-- START OF SUPPLIED RECORDS --

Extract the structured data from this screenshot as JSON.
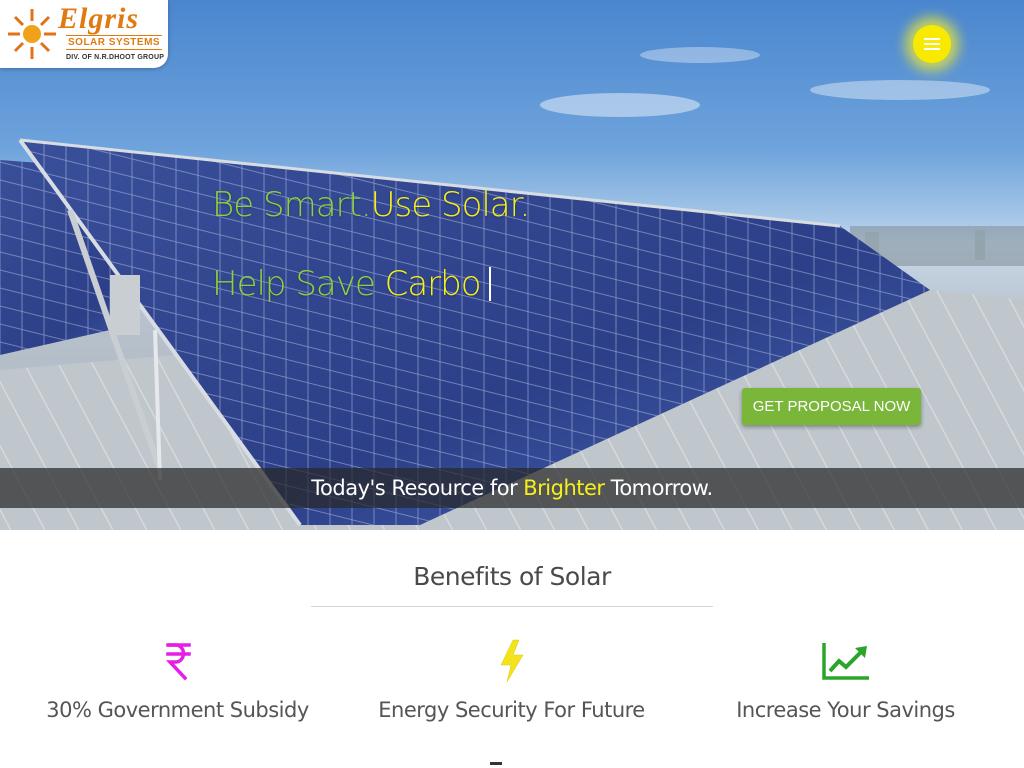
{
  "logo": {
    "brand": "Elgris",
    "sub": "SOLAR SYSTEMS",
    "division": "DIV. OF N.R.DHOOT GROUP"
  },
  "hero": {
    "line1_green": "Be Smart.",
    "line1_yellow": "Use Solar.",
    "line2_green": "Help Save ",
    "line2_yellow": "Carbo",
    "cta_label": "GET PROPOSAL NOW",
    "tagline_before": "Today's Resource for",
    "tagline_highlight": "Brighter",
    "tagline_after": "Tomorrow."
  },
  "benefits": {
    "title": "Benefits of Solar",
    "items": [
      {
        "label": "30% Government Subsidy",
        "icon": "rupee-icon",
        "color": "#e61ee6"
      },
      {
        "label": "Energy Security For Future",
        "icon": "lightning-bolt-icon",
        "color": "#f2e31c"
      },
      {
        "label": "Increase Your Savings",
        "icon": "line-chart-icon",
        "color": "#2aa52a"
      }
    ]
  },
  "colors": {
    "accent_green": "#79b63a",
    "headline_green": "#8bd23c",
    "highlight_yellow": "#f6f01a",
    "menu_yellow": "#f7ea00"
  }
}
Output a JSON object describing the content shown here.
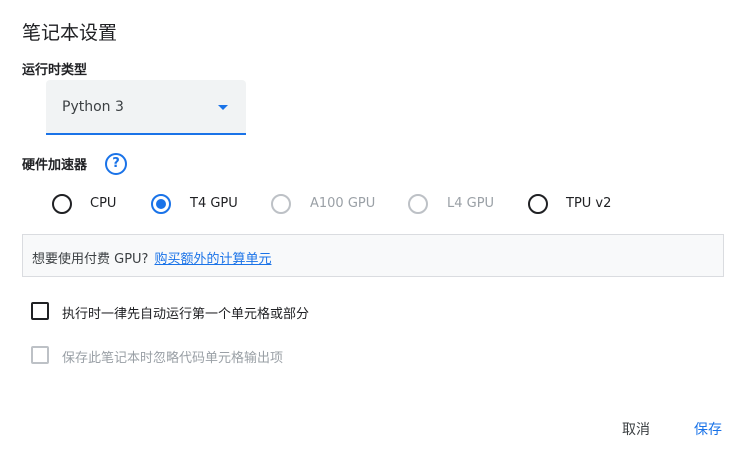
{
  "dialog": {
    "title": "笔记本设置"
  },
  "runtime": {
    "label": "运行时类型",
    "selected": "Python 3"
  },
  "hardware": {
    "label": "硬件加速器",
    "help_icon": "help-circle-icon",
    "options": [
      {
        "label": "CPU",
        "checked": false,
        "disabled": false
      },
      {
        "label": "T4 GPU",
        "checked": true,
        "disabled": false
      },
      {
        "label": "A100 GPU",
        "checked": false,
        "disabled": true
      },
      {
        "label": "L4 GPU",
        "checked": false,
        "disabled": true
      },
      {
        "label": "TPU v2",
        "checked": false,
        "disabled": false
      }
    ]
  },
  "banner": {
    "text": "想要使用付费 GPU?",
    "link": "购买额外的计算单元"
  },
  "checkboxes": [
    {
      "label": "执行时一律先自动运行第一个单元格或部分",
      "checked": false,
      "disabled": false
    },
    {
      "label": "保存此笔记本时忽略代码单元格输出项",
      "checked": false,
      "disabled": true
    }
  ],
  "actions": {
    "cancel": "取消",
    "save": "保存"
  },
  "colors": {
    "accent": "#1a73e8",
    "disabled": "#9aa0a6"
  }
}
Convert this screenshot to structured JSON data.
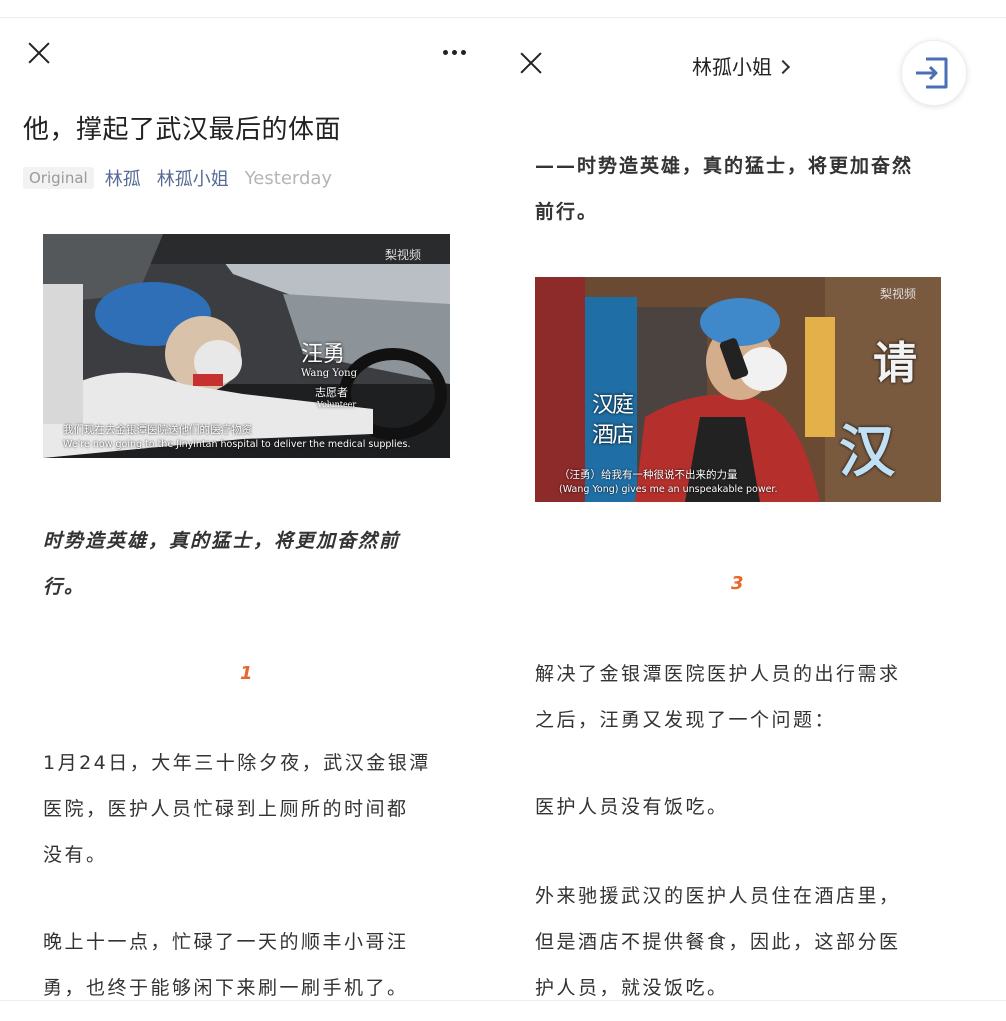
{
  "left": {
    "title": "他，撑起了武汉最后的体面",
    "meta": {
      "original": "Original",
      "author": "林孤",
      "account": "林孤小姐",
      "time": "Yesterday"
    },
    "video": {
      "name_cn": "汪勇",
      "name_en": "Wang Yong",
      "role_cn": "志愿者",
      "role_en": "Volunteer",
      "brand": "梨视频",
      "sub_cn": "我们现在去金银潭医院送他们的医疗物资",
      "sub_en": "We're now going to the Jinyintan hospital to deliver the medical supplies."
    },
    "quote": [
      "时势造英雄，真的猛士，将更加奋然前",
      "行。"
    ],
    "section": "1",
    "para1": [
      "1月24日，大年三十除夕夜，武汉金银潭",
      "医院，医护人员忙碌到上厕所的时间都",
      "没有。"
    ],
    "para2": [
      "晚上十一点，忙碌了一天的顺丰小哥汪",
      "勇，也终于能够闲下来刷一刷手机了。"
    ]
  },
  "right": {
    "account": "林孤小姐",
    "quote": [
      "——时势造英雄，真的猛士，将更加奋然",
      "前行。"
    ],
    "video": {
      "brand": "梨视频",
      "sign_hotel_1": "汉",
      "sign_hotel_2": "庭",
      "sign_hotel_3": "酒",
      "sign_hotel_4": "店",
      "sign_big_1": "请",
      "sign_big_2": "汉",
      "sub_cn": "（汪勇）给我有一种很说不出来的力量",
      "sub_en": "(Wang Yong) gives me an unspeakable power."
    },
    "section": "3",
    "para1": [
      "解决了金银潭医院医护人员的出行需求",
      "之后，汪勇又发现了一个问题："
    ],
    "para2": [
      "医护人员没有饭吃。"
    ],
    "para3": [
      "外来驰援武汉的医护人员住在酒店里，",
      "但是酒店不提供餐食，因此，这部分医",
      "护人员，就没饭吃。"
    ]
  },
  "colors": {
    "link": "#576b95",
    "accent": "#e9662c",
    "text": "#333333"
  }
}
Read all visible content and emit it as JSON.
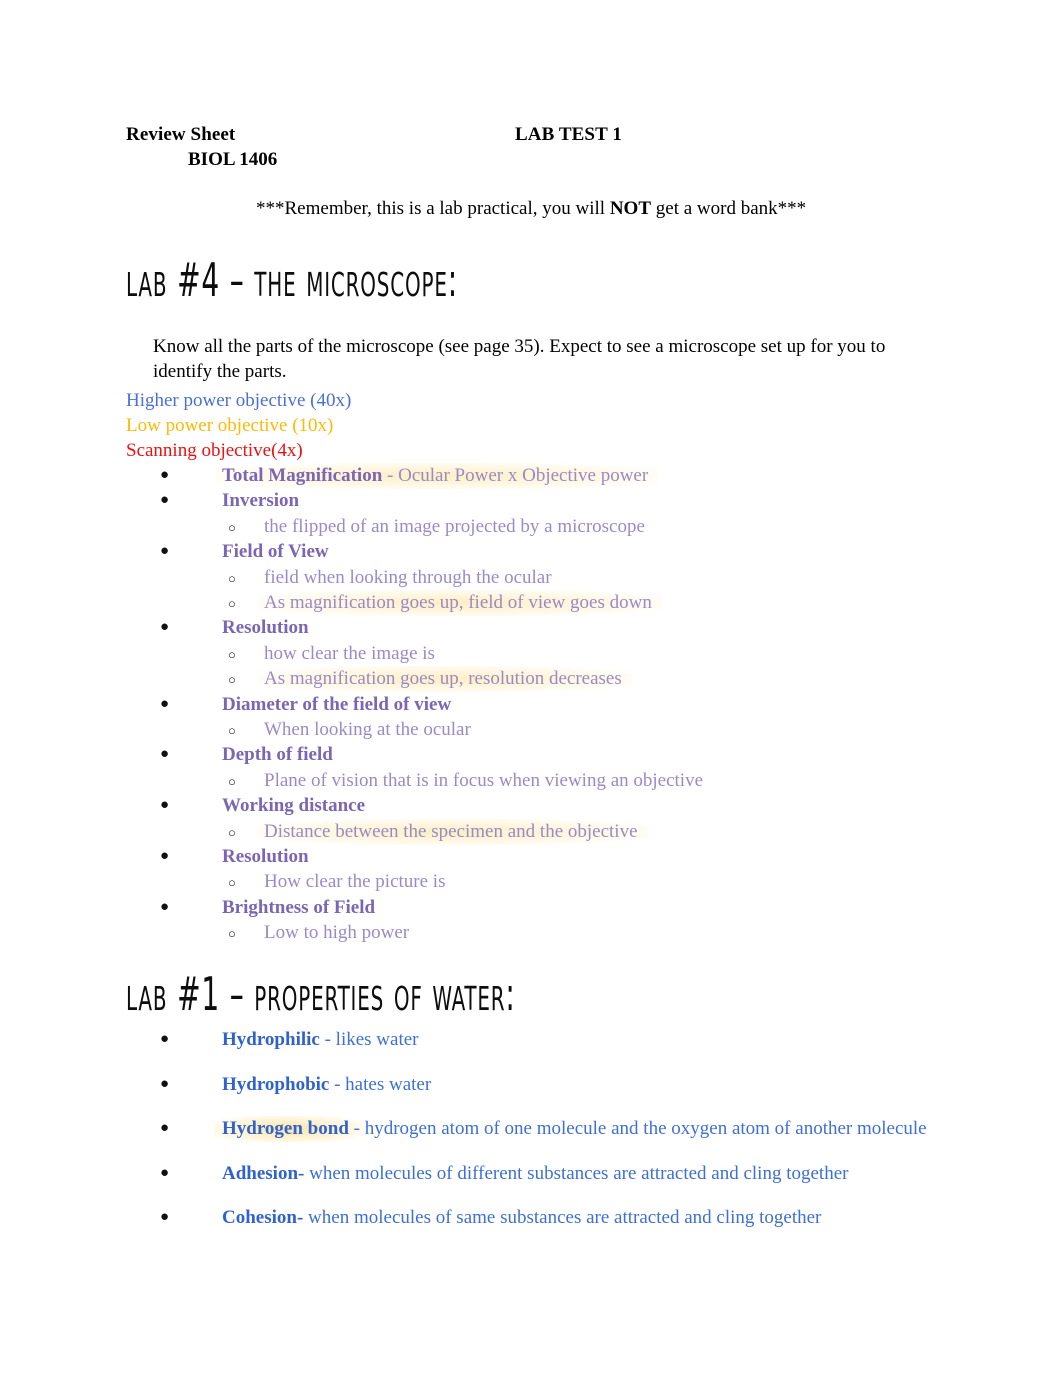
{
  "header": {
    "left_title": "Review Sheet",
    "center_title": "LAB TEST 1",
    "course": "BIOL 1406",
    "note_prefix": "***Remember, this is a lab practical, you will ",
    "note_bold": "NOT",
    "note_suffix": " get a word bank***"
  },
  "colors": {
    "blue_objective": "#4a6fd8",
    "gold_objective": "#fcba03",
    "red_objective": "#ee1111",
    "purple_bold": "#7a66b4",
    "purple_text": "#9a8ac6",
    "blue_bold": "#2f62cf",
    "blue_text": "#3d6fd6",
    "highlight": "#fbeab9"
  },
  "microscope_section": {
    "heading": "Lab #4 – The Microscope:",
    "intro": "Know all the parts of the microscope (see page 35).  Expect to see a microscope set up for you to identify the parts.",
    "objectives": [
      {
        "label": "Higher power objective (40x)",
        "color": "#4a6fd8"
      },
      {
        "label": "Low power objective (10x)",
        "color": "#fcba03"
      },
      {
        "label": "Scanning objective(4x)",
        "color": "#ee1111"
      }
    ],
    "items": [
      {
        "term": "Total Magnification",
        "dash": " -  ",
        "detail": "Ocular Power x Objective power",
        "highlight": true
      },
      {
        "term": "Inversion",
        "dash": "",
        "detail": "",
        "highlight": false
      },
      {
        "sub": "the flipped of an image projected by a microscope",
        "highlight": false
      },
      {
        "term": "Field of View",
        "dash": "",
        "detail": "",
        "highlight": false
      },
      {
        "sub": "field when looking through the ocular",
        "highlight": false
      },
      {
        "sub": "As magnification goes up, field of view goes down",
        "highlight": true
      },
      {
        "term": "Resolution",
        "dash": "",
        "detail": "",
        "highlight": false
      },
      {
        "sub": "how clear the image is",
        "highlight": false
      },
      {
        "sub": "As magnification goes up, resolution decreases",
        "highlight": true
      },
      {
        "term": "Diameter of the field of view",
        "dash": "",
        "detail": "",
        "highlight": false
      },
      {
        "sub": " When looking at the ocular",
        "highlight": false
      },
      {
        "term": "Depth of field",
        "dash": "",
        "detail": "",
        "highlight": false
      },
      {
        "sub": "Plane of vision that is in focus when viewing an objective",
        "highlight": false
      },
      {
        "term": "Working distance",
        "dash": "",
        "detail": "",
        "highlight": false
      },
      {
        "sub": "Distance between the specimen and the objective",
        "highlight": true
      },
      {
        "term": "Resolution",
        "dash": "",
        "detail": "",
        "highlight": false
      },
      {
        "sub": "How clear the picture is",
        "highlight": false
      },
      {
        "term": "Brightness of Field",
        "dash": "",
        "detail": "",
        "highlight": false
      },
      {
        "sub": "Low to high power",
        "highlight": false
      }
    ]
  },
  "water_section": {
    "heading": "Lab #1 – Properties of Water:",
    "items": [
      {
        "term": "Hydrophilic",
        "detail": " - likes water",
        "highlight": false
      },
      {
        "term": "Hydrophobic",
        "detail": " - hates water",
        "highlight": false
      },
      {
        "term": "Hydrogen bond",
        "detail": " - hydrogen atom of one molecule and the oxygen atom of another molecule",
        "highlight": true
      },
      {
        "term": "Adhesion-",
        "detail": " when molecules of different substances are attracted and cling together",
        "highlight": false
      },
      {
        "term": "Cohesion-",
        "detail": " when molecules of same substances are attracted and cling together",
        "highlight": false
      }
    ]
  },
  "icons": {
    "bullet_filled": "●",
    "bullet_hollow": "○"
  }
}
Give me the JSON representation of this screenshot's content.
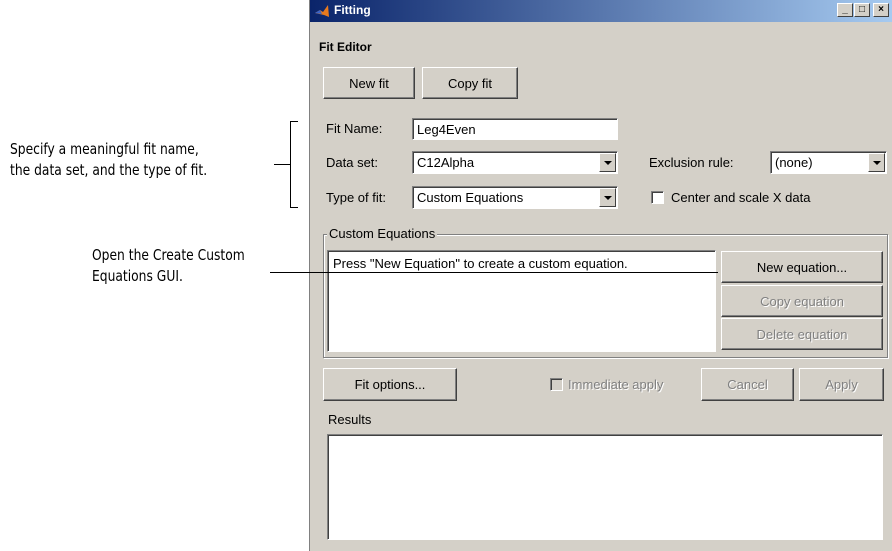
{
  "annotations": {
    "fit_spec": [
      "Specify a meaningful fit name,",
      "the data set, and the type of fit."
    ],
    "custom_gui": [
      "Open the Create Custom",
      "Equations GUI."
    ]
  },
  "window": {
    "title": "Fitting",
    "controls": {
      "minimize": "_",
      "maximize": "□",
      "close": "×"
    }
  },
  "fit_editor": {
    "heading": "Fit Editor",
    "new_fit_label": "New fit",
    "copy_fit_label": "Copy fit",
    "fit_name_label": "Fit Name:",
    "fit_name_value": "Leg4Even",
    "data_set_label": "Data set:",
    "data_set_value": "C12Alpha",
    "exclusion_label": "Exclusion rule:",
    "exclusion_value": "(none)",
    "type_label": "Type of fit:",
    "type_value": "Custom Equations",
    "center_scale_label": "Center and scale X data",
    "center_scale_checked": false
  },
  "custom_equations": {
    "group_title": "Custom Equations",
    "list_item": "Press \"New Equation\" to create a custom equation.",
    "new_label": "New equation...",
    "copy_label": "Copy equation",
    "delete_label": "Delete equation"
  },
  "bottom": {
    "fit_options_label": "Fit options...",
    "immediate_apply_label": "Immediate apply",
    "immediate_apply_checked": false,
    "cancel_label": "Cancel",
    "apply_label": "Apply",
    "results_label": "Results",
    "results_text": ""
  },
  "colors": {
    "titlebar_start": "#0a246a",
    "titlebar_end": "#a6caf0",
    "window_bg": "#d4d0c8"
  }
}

-- END OF SUPPLIED RECORDS --

■ STATED TASK
Find every line that has "heading" in it, then return those lines.

■ SOLUTION TO THE PROBLEM
    "heading": "Lab #4 – The Microscope:",
    "heading": "Lab #1 – Properties of Water:",
    "heading": "Fit Editor",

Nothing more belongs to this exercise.